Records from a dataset
——————
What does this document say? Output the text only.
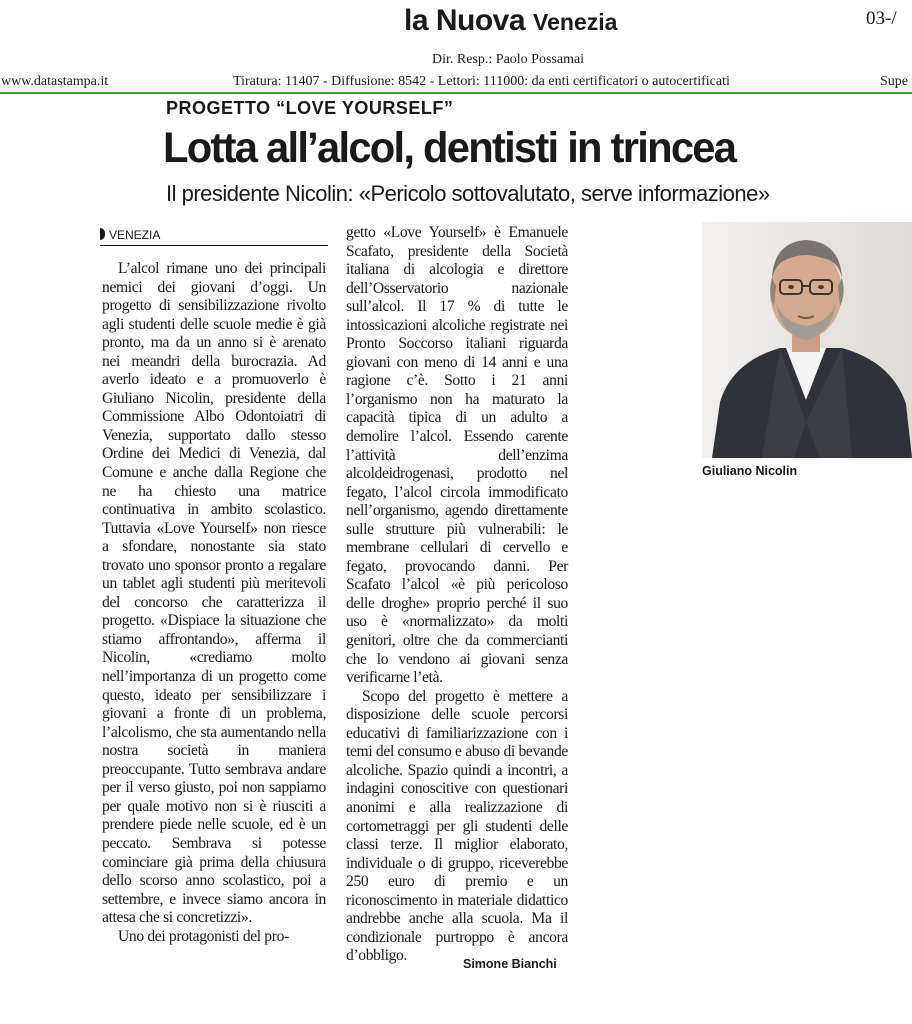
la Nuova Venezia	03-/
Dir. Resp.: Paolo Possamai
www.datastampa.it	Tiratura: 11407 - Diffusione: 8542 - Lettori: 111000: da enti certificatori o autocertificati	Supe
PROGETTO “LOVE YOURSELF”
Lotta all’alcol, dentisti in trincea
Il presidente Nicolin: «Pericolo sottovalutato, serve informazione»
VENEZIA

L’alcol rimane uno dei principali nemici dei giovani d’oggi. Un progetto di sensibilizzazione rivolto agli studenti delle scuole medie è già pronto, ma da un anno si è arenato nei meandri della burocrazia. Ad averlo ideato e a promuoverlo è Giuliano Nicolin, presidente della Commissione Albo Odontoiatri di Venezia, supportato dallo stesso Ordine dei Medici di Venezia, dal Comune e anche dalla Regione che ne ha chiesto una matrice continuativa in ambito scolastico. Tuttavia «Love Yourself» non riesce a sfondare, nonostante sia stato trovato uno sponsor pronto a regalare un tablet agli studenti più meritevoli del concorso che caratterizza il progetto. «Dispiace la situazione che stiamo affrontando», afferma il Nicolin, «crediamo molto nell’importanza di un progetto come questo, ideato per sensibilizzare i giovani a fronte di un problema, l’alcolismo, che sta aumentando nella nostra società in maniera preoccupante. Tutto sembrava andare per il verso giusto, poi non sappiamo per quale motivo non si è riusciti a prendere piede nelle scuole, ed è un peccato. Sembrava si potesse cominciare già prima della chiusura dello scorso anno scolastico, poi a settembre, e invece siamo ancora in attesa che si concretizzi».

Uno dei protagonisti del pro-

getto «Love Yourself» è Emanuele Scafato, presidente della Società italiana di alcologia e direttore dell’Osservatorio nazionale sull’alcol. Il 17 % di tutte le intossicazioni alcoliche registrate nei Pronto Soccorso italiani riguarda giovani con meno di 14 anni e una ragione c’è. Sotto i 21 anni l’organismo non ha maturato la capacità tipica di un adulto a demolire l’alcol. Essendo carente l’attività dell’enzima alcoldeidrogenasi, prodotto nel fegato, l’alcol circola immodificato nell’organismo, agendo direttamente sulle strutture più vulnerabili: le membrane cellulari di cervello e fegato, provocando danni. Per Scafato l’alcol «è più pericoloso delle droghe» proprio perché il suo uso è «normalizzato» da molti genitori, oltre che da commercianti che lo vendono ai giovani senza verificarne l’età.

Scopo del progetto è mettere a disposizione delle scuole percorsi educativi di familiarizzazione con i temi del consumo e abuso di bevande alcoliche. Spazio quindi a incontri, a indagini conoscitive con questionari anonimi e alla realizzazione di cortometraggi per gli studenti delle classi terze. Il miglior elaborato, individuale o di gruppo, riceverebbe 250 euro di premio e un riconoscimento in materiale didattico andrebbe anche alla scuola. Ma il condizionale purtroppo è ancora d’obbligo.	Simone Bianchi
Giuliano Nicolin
——————
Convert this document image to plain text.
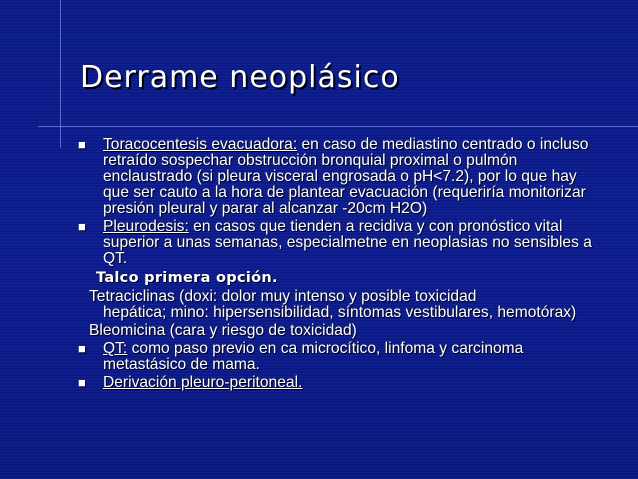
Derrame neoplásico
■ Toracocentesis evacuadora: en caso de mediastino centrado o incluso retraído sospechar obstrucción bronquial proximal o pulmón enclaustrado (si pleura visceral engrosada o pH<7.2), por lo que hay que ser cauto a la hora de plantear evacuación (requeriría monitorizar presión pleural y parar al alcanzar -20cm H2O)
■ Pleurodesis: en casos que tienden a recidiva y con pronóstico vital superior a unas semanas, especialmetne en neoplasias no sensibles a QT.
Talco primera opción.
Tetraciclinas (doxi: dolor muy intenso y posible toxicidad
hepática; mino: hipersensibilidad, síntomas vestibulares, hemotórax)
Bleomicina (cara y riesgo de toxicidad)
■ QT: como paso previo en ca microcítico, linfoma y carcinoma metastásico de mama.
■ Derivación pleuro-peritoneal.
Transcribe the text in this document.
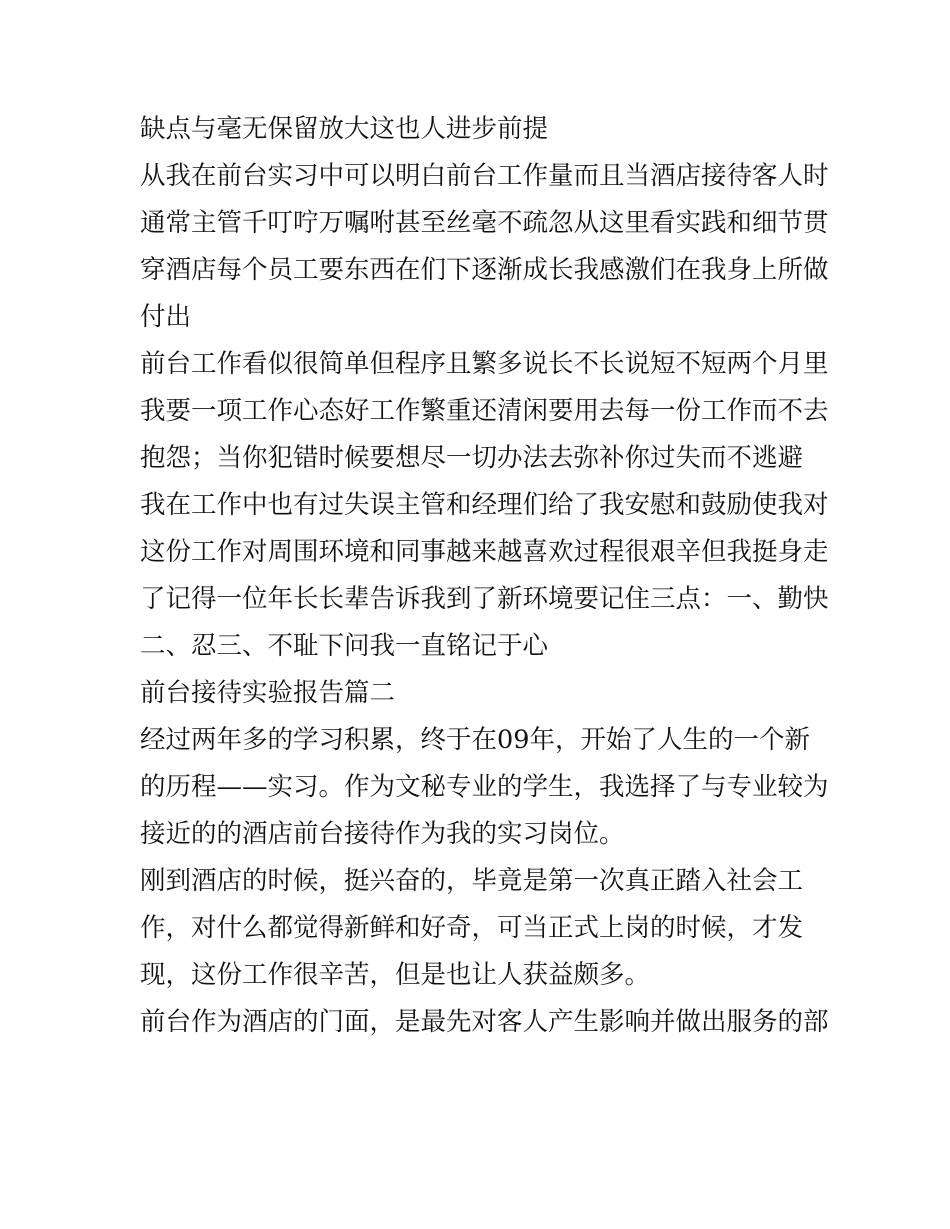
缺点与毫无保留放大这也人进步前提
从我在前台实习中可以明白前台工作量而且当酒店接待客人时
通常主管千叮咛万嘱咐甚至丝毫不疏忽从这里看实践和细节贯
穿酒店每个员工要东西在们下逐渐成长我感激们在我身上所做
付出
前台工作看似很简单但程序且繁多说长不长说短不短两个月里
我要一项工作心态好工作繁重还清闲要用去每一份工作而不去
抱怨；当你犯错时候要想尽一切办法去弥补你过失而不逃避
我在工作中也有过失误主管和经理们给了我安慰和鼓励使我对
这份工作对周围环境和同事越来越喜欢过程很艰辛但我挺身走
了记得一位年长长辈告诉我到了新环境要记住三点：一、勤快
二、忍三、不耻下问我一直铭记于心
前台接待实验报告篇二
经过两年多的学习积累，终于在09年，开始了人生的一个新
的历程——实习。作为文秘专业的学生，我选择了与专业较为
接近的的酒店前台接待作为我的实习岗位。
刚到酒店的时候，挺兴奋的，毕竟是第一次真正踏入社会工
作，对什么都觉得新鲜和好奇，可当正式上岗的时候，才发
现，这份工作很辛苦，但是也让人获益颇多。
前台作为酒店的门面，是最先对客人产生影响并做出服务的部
——————
What is expected
Copy every single line of the material above that holds "document".

Final result
What does this document say? Output the text only.
Convert this document image to plain text.
Transcribe the text in this document.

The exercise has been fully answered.